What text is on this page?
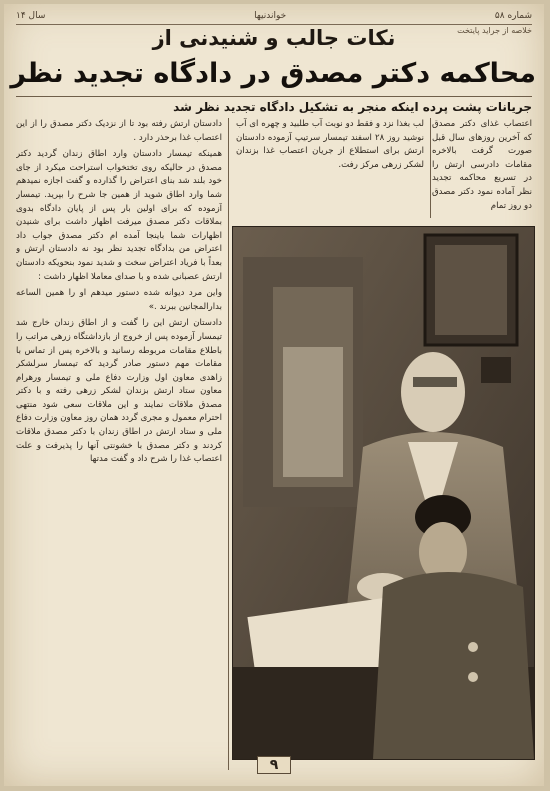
شماره ۵۸
خواندنیها
سال ۱۴
خلاصه از جراید پایتخت
نکات جالب و شنیدنی از
محاکمه دکتر مصدق در دادگاه تجدید نظر
جریانات پشت پرده اینکه منجر به تشکیل دادگاه تجدید نظر شد

اعتصاب غذای دکتر مصدق که آخرین روزهای سال قبل صورت گرفت بالاخره مقامات دادرسی ارتش را در تسریع محاکمه تجدید نظر آماده نمود دکتر مصدق دو روز تمام

لب بغذا نزد و فقط دو نوبت آب طلبید و چهره ای آب نوشید روز ۲۸ اسفند تیمسار سرتیپ آزموده دادستان ارتش برای استطلاع از جریان اعتصاب غذا بزندان لشکر زرهی مرکز رفت.

دادستان ارتش رفته بود تا از نزدیک دکتر مصدق را از این اعتصاب غذا برحذر دارد .

همینکه تیمسار دادستان وارد اطاق زندان گردید دکتر مصدق در حالیکه روی تختخواب استراحت میکرد از جای خود بلند شد بنای اعتراض را گذارده و گفت اجازه نمیدهم شما وارد اطاق شوید از همین جا شرح را بپرید. تیمسار آزموده که برای اولین بار پس از پایان دادگاه بدوی بملاقات دکتر مصدق میرفت اظهار داشت برای شنیدن اظهارات شما باینجا آمده ام دکتر مصدق جواب داد اعتراض من بدادگاه تجدید نظر بود نه دادستان ارتش و بعداً با فریاد اعتراض سخت و شدید نمود بنحویکه دادستان ارتش عصبانی شده و با صدای معاملا اظهار داشت :

واین مرد دیوانه شده دستور میدهم او را همین الساعه بدارالمجانین ببرند .»

دادستان ارتش این را گفت و از اطاق زندان خارج شد تیمسار آزموده پس از خروج از بازداشتگاه زرهی مراتب را باطلاع مقامات مربوطه رسانید و بالاخره پس از تماس با مقامات مهم دستور صادر گردید که تیمسار سرلشکر زاهدی معاون اول وزارت دفاع ملی و تیمسار ورهرام معاون ستاد ارتش بزندان لشکر زرهی رفته و با دکتر مصدق ملاقات نمایند و این ملاقات سعی شود منتهی احترام معمول و مجری گردد همان روز معاون وزارت دفاع ملی و ستاد ارتش در اطاق زندان با دکتر مصدق ملاقات کردند و دکتر مصدق با خشونتی آنها را پذیرفت و علت اعتصاب غذا را شرح داد و گفت مدتها

۹
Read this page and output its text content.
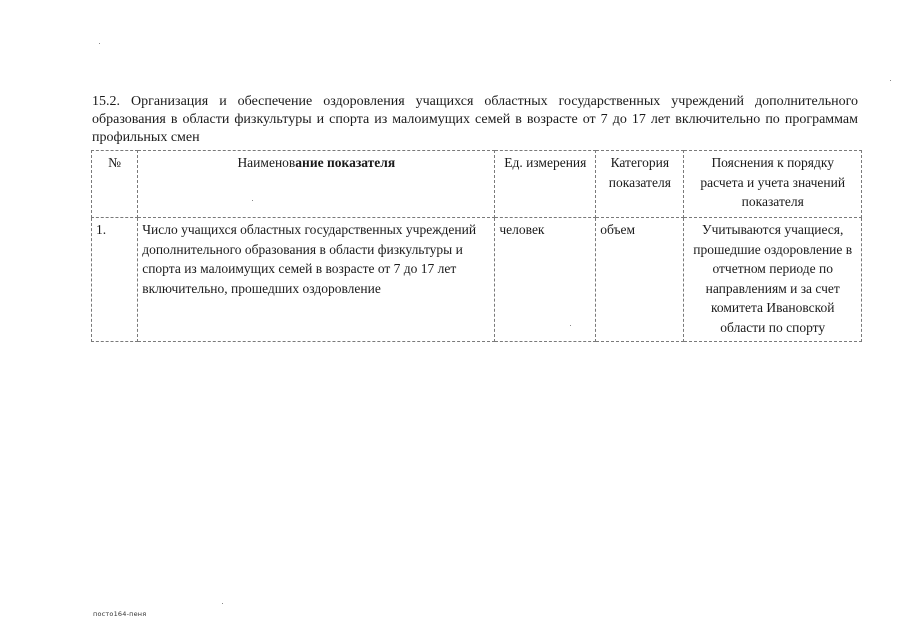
15.2. Организация и обеспечение оздоровления учащихся областных государственных учреждений дополнительного образования в области физкультуры и спорта из малоимущих семей в возрасте от 7 до 17 лет включительно по программам профильных смен

№	Наименование показателя	Ед. измерения	Категория показателя	Пояснения к порядку расчета и учета значений показателя
1.	Число учащихся областных государственных учреждений дополнительного образования в области физкультуры и спорта из малоимущих семей в возрасте от 7 до 17 лет включительно, прошедших оздоровление	человек	объем	Учитываются учащиеся, прошедшие оздоровление в отчетном периоде по направлениям и за счет комитета Ивановской области по спорту
посто164-пеня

:: Short problem ::
Extract from the material all lines containing the string "text".

:: Answer to this task ::
What text is on this page?
Read this page and output its text content.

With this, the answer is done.